DIRECTION: Transcribe the full listing below exactly.

Stored records:
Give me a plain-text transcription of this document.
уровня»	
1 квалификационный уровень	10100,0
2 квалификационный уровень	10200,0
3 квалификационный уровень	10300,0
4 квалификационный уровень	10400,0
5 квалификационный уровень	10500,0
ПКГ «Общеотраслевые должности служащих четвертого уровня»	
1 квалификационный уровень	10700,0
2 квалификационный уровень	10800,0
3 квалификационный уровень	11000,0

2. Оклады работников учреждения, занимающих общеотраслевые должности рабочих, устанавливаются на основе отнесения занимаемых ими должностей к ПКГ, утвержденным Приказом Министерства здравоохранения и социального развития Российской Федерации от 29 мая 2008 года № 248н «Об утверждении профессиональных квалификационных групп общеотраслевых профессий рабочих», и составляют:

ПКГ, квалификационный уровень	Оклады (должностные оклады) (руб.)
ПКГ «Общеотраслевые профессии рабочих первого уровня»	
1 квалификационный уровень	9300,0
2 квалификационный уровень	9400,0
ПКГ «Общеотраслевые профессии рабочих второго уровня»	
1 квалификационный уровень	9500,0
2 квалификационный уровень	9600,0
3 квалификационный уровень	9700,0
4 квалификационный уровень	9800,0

TASK SOLUTION:
Give me a plain-text transcription of this document.
уровня»	
1 квалификационный уровень	10100,0
2 квалификационный уровень	10200,0
3 квалификационный уровень	10300,0
4 квалификационный уровень	10400,0
5 квалификационный уровень	10500,0
ПКГ «Общеотраслевые должности служащих четвертого уровня»	
1 квалификационный уровень	10700,0
2 квалификационный уровень	10800,0
3 квалификационный уровень	11000,0

2. Оклады работников учреждения, занимающих общеотраслевые должности рабочих, устанавливаются на основе отнесения занимаемых ими должностей к ПКГ, утвержденным Приказом Министерства здравоохранения и социального развития Российской Федерации от 29 мая 2008 года № 248н «Об утверждении профессиональных квалификационных групп общеотраслевых профессий рабочих», и составляют:

ПКГ, квалификационный уровень	Оклады (должностные оклады) (руб.)
ПКГ «Общеотраслевые профессии рабочих первого уровня»	
1 квалификационный уровень	9300,0
2 квалификационный уровень	9400,0
ПКГ «Общеотраслевые профессии рабочих второго уровня»	
1 квалификационный уровень	9500,0
2 квалификационный уровень	9600,0
3 квалификационный уровень	9700,0
4 квалификационный уровень	9800,0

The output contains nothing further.